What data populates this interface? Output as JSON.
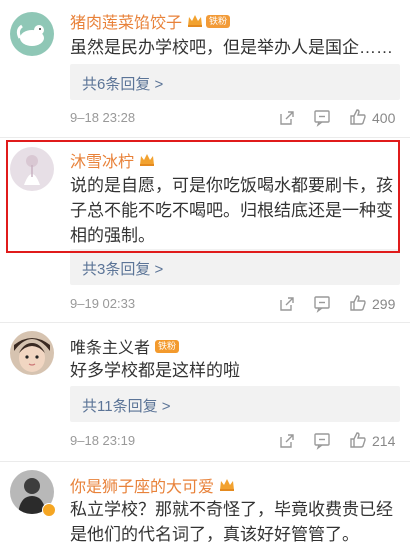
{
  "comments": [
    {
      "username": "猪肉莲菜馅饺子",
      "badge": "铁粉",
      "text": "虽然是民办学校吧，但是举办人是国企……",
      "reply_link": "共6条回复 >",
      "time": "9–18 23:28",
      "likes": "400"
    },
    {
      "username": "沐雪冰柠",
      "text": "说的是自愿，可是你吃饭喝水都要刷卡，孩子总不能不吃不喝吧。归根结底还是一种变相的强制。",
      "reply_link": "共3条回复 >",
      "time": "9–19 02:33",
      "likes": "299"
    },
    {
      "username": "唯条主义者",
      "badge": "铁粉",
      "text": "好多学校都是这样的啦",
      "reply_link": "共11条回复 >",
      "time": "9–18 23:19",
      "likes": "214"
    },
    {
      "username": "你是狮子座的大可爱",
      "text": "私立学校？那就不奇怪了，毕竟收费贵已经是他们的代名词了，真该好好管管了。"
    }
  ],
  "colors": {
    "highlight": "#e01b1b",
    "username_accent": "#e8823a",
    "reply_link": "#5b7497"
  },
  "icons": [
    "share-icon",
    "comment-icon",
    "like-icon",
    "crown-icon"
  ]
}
━━━━━━━━━━
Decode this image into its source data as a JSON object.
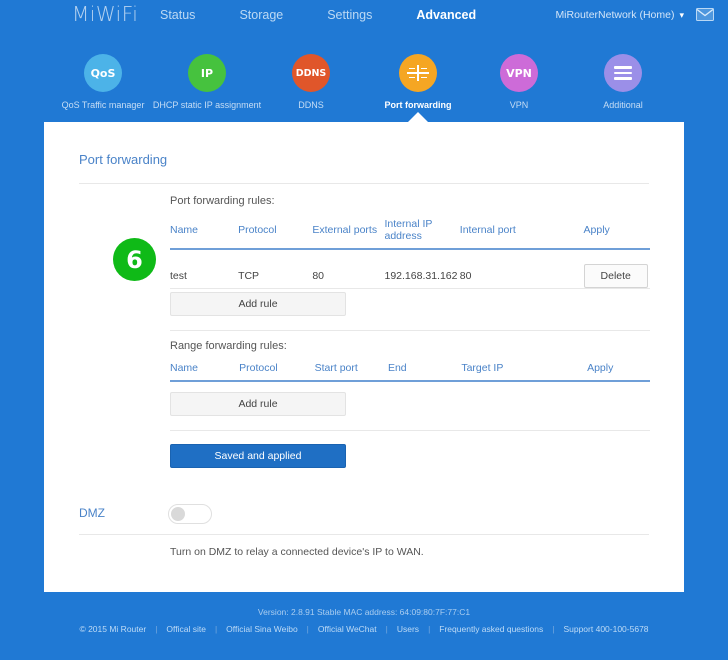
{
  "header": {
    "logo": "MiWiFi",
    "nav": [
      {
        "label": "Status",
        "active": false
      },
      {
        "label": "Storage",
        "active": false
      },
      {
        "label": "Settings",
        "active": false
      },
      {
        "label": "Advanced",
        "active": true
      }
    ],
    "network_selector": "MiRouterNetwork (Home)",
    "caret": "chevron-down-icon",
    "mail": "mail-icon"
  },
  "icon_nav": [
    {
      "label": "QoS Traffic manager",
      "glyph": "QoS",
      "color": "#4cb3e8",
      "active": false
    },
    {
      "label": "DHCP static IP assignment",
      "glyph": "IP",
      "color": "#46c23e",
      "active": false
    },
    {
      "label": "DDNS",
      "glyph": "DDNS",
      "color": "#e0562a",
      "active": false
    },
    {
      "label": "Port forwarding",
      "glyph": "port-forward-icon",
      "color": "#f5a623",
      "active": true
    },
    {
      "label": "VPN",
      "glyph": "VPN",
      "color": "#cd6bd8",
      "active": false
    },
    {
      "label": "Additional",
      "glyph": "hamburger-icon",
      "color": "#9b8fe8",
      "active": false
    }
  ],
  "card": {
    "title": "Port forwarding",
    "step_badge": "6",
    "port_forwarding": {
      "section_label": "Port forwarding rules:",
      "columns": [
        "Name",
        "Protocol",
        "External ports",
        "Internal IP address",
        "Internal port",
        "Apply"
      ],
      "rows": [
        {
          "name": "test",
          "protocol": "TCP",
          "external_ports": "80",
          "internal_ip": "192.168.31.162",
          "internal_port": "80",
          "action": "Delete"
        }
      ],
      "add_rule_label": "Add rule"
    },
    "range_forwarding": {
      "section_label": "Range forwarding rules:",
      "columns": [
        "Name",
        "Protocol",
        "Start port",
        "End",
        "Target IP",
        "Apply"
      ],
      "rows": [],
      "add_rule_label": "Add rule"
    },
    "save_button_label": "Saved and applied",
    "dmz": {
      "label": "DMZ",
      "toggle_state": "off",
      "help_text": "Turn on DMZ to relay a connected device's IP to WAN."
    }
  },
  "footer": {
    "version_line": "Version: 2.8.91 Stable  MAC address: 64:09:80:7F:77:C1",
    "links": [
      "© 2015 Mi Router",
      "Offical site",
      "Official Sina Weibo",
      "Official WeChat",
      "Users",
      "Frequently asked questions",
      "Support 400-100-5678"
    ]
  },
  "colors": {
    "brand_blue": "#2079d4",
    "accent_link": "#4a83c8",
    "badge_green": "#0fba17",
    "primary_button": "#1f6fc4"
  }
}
━━━━━━━━━━
# AIM
Gather each line of the records holding the string "rules".

# SOLUTION TO THIS PROBLEM
      "section_label": "Port forwarding rules:",
      "section_label": "Range forwarding rules:",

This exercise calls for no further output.